## TASK DIRECTIONS
State how many lines of the entries hold the string "Brennnesselblatt", and nothing more.

--------------------------------

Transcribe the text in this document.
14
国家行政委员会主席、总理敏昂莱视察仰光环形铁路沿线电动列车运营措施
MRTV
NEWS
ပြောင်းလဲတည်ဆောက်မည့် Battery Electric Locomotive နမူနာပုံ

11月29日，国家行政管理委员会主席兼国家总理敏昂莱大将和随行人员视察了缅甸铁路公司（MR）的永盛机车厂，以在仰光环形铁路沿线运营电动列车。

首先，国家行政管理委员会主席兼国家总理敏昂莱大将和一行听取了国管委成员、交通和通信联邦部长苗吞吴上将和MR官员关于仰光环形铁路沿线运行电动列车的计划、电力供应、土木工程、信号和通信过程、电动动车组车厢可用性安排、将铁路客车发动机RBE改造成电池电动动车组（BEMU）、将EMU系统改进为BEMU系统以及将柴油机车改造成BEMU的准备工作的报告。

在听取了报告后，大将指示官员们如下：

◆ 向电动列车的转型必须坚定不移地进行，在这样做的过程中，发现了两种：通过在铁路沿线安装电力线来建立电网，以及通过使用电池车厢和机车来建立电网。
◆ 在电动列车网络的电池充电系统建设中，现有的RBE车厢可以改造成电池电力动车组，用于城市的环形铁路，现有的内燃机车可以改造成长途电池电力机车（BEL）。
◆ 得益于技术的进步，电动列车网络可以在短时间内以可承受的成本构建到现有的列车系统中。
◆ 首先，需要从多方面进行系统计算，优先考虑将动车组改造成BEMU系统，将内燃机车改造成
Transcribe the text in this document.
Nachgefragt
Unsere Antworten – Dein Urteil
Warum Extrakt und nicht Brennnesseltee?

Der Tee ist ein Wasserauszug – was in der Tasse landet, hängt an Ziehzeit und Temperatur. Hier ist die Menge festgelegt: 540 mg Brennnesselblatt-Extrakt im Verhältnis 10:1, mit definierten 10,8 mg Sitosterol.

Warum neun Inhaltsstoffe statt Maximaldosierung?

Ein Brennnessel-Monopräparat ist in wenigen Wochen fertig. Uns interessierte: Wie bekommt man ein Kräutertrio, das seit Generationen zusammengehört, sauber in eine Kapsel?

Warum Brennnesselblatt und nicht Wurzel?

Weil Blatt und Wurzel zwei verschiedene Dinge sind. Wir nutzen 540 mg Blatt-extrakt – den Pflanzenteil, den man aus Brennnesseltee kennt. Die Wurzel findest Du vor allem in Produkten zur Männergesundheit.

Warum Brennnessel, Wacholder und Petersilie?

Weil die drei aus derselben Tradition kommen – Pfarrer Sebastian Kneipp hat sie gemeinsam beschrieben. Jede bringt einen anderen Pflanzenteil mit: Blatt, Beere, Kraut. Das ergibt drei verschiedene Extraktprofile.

--------------------------------

## SOLUTION TO THIS TASK
2